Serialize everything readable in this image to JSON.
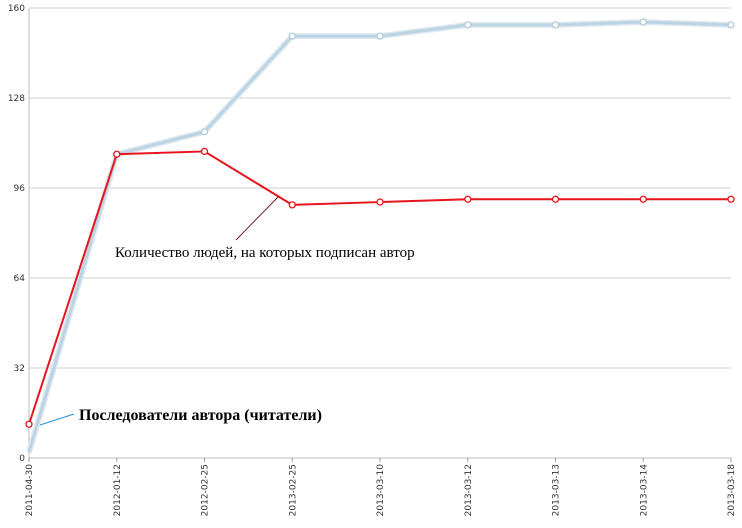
{
  "chart_data": {
    "type": "line",
    "categories": [
      "2011-04-30",
      "2012-01-12",
      "2012-02-25",
      "2013-02-25",
      "2013-03-10",
      "2013-03-12",
      "2013-03-13",
      "2013-03-14",
      "2013-03-18"
    ],
    "series": [
      {
        "name": "Последователи автора (читатели)",
        "values": [
          2,
          108,
          116,
          150,
          150,
          154,
          154,
          155,
          154
        ],
        "color": "#bcd3e3"
      },
      {
        "name": "Количество людей, на которых подписан автор",
        "values": [
          12,
          108,
          109,
          90,
          91,
          92,
          92,
          92,
          92
        ],
        "color": "#e8141c"
      }
    ],
    "y_ticks": [
      "0",
      "32",
      "64",
      "96",
      "128",
      "160"
    ],
    "ylim": [
      0,
      160
    ],
    "grid": true,
    "annotations": {
      "followers": "Последователи автора (читатели)",
      "following": "Количество людей, на которых подписан автор"
    }
  }
}
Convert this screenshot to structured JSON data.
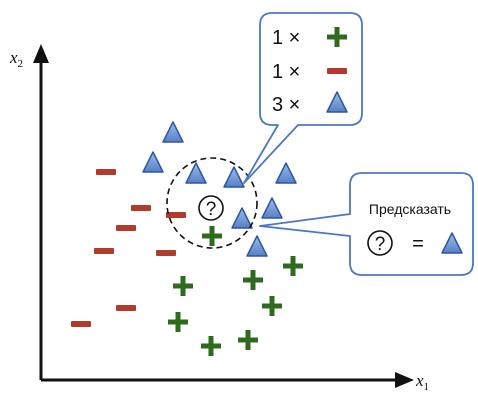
^^^^^^^^^^^^^^^^
**What this task involves:** Retype the whole listing, keeping every line identical and omitting all pictures.

**Reply:**
Serialize everything readable in this image to JSON.
{
  "chart_data": {
    "type": "line",
    "categories": [
      "2011-04-30",
      "2012-01-12",
      "2012-02-25",
      "2013-02-25",
      "2013-03-10",
      "2013-03-12",
      "2013-03-13",
      "2013-03-14",
      "2013-03-18"
    ],
    "series": [
      {
        "name": "Последователи автора (читатели)",
        "values": [
          2,
          108,
          116,
          150,
          150,
          154,
          154,
          155,
          154
        ],
        "color": "#bcd3e3"
      },
      {
        "name": "Количество людей, на которых подписан автор",
        "values": [
          12,
          108,
          109,
          90,
          91,
          92,
          92,
          92,
          92
        ],
        "color": "#e8141c"
      }
    ],
    "y_ticks": [
      "0",
      "32",
      "64",
      "96",
      "128",
      "160"
    ],
    "ylim": [
      0,
      160
    ],
    "grid": true,
    "annotations": {
      "followers": "Последователи автора (читатели)",
      "following": "Количество людей, на которых подписан автор"
    }
  }
}
Convert this screenshot to structured JSON data.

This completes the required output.